On Thu, Apr 19, 2018 at 03:46:27PM +0200, Vitezslav Samel wrote:
> ------------------------------------------------------------
> microcode: __reload_late: CPU0
> microcode: __reload_late: CPU3
> microcode: __reload_late: CPU2
> microcode: __reload_late: CPU1
> microcode: __reload_late: CPU0 reloading
> microcode: __reload_late: CPU2 reloading
> microcode: __reload_late: CPU1 reloading
> microcode: __reload_late: CPU3 reloading
> microcode: find_patch: CPU2, NADA

Ok, I think I have it. Please run the patch below, it still has the
debugging output so please paste it here once you've done the exact same
exercise.

It should not explode this time! (Famous last words :-))

Thx!

---
arch/x86/kernel/cpu/microcode/core.c | 11 +++++++----
arch/x86/kernel/cpu/microcode/intel.c | 17 ++++++++++++++---
2 files changed, 21 insertions(+), 7 deletions(-)

diff --git a/arch/x86/kernel/cpu/microcode/core.c b/arch/x86/kernel/cpu/microcode/core.c
index 10c4fc2c91f8..e84877b0f7d7 100644
--- a/arch/x86/kernel/cpu/microcode/core.c
+++ b/arch/x86/kernel/cpu/microcode/core.c
@@ -553,6 +553,8 @@ static int __reload_late(void *info)
enum ucode_state err;
int ret = 0;

+ pr_info("%s: CPU%d\n", __func__, cpu);
+
/*
* Wait for all CPUs to arrive. A load will not be attempted unless all
* CPUs show up.
@@ -560,20 +562,21 @@ static int __reload_late(void *info)
if (__wait_for_cpus(&late_cpus_in, NSEC_PER_SEC))
return -1;

+ pr_info("%s: CPU%d reloading\n", __func__, cpu);
+
spin_lock(&update_lock);
apply_microcode_local(&err);
spin_unlock(&update_lock);

+ /* siblings return UCODE_OK because their engine got updated already */
if (err > UCODE_NFOUND) {
pr_warn("Error reloading microcode on CPU %d\n", cpu);
- return -1;
- /* siblings return UCODE_OK because their engine got updated already */
} else if (err == UCODE_UPDATED || err == UCODE_OK) {
ret = 1;
- } else {
- return ret;
}

+ pr_info("%s: CPU%d waiting to exit\n", __func__, cpu);
+
/*
* Increase the wait timeout to a safe value here since we're
* serializing the microcode update and that could take a while on a
diff --git a/arch/x86/kernel/cpu/microcode/intel.c b/arch/x86/kernel/cpu/microcode/intel.c
index 32b8e5724f96..725e0bb6df03 100644
--- a/arch/x86/kernel/cpu/microcode/intel.c
+++ b/arch/x86/kernel/cpu/microcode/intel.c
@@ -485,7 +485,6 @@ static void show_saved_mc(void)
================================
## Given task a
Can you extract, word for word, the stretch of the microcode patch message from "It should not" through "-553,6 +553,8 @@ static int __reload_late(void *info)"?
================================
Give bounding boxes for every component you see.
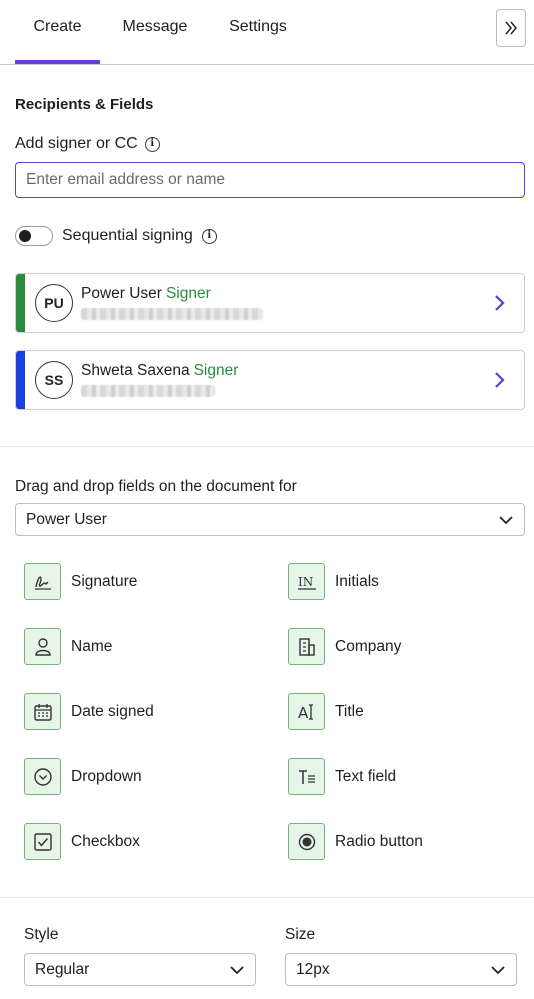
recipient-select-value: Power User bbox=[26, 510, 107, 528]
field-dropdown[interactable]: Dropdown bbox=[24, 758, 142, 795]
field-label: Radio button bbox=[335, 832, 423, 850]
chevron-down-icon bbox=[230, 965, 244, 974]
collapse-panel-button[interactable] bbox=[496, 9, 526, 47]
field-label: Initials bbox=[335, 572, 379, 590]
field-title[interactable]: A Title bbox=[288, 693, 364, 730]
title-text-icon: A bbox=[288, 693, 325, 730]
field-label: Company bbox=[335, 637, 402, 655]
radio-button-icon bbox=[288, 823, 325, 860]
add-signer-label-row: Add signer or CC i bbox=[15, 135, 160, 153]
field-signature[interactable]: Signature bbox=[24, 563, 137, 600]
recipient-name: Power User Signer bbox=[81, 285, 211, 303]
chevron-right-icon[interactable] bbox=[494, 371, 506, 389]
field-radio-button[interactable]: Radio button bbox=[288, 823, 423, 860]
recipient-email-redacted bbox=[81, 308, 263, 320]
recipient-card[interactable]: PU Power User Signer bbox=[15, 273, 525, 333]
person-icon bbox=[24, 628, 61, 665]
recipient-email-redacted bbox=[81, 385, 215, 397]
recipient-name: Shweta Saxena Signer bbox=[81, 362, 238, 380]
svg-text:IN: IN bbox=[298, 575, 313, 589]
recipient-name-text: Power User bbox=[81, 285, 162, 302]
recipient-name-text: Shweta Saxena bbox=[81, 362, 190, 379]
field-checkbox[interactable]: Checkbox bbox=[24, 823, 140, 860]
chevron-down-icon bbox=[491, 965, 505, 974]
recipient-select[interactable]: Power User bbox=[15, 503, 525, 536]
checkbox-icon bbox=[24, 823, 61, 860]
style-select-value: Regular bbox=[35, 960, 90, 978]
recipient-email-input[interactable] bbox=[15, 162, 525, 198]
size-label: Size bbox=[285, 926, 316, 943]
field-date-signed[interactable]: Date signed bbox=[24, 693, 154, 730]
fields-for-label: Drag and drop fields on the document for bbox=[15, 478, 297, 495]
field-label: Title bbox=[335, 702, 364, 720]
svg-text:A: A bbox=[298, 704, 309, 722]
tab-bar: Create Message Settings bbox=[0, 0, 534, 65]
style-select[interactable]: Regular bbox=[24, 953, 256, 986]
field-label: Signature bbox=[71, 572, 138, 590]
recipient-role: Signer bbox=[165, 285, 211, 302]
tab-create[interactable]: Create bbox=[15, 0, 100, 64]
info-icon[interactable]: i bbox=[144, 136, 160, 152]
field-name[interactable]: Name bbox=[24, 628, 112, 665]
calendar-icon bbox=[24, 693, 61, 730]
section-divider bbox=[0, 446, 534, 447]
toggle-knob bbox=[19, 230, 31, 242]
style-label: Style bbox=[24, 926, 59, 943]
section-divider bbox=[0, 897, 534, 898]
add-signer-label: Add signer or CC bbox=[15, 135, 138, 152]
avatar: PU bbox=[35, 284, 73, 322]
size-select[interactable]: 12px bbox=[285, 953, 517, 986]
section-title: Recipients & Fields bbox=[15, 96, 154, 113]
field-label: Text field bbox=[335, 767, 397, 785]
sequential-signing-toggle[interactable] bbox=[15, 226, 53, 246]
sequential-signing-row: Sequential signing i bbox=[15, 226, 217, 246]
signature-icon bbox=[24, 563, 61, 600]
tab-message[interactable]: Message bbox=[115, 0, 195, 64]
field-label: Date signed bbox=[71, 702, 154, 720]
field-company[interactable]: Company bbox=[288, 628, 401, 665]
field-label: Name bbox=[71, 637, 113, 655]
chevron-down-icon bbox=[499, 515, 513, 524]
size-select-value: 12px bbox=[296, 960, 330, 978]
================================
## Given task b
Would you copy the stretch of the listing from the line containing "recipient-select-value: Power User" through the line containing "field-name[interactable]: Name bbox=[24, 628, 112, 665]", unchanged and with nothing else?

## Full answer a
It should not explode this time! (Famous last words :-))

Thx!

---
arch/x86/kernel/cpu/microcode/core.c | 11 +++++++----
arch/x86/kernel/cpu/microcode/intel.c | 17 ++++++++++++++---
2 files changed, 21 insertions(+), 7 deletions(-)

diff --git a/arch/x86/kernel/cpu/microcode/core.c b/arch/x86/kernel/cpu/microcode/core.c
index 10c4fc2c91f8..e84877b0f7d7 100644
--- a/arch/x86/kernel/cpu/microcode/core.c
+++ b/arch/x86/kernel/cpu/microcode/core.c
@@ -553,6 +553,8 @@ static int __reload_late(void *info)

## Full answer b
recipient-select-value: Power User bbox=[26, 510, 107, 528]
field-dropdown[interactable]: Dropdown bbox=[24, 758, 142, 795]
field-label: Radio button bbox=[335, 832, 423, 850]
chevron-down-icon bbox=[230, 965, 244, 974]
collapse-panel-button[interactable] bbox=[496, 9, 526, 47]
field-label: Initials bbox=[335, 572, 379, 590]
field-title[interactable]: A Title bbox=[288, 693, 364, 730]
title-text-icon: A bbox=[288, 693, 325, 730]
field-label: Company bbox=[335, 637, 402, 655]
radio-button-icon bbox=[288, 823, 325, 860]
add-signer-label-row: Add signer or CC i bbox=[15, 135, 160, 153]
field-signature[interactable]: Signature bbox=[24, 563, 137, 600]
recipient-name: Power User Signer bbox=[81, 285, 211, 303]
chevron-right-icon[interactable] bbox=[494, 371, 506, 389]
field-radio-button[interactable]: Radio button bbox=[288, 823, 423, 860]
recipient-email-redacted bbox=[81, 308, 263, 320]
recipient-card[interactable]: PU Power User Signer bbox=[15, 273, 525, 333]
person-icon bbox=[24, 628, 61, 665]
recipient-email-redacted bbox=[81, 385, 215, 397]
recipient-name: Shweta Saxena Signer bbox=[81, 362, 238, 380]
svg-text:IN: IN bbox=[298, 575, 313, 589]
recipient-name-text: Power User bbox=[81, 285, 162, 302]
recipient-name-text: Shweta Saxena bbox=[81, 362, 190, 379]
field-checkbox[interactable]: Checkbox bbox=[24, 823, 140, 860]
chevron-down-icon bbox=[491, 965, 505, 974]
recipient-select[interactable]: Power User bbox=[15, 503, 525, 536]
checkbox-icon bbox=[24, 823, 61, 860]
style-select-value: Regular bbox=[35, 960, 90, 978]
recipient-email-input[interactable] bbox=[15, 162, 525, 198]
size-label: Size bbox=[285, 926, 316, 943]
field-date-signed[interactable]: Date signed bbox=[24, 693, 154, 730]
fields-for-label: Drag and drop fields on the document for bbox=[15, 478, 297, 495]
field-label: Title bbox=[335, 702, 364, 720]
svg-text:A: A bbox=[298, 704, 309, 722]
tab-bar: Create Message Settings bbox=[0, 0, 534, 65]
style-select[interactable]: Regular bbox=[24, 953, 256, 986]
field-label: Signature bbox=[71, 572, 138, 590]
recipient-role: Signer bbox=[165, 285, 211, 302]
tab-create[interactable]: Create bbox=[15, 0, 100, 64]
info-icon[interactable]: i bbox=[144, 136, 160, 152]
field-name[interactable]: Name bbox=[24, 628, 112, 665]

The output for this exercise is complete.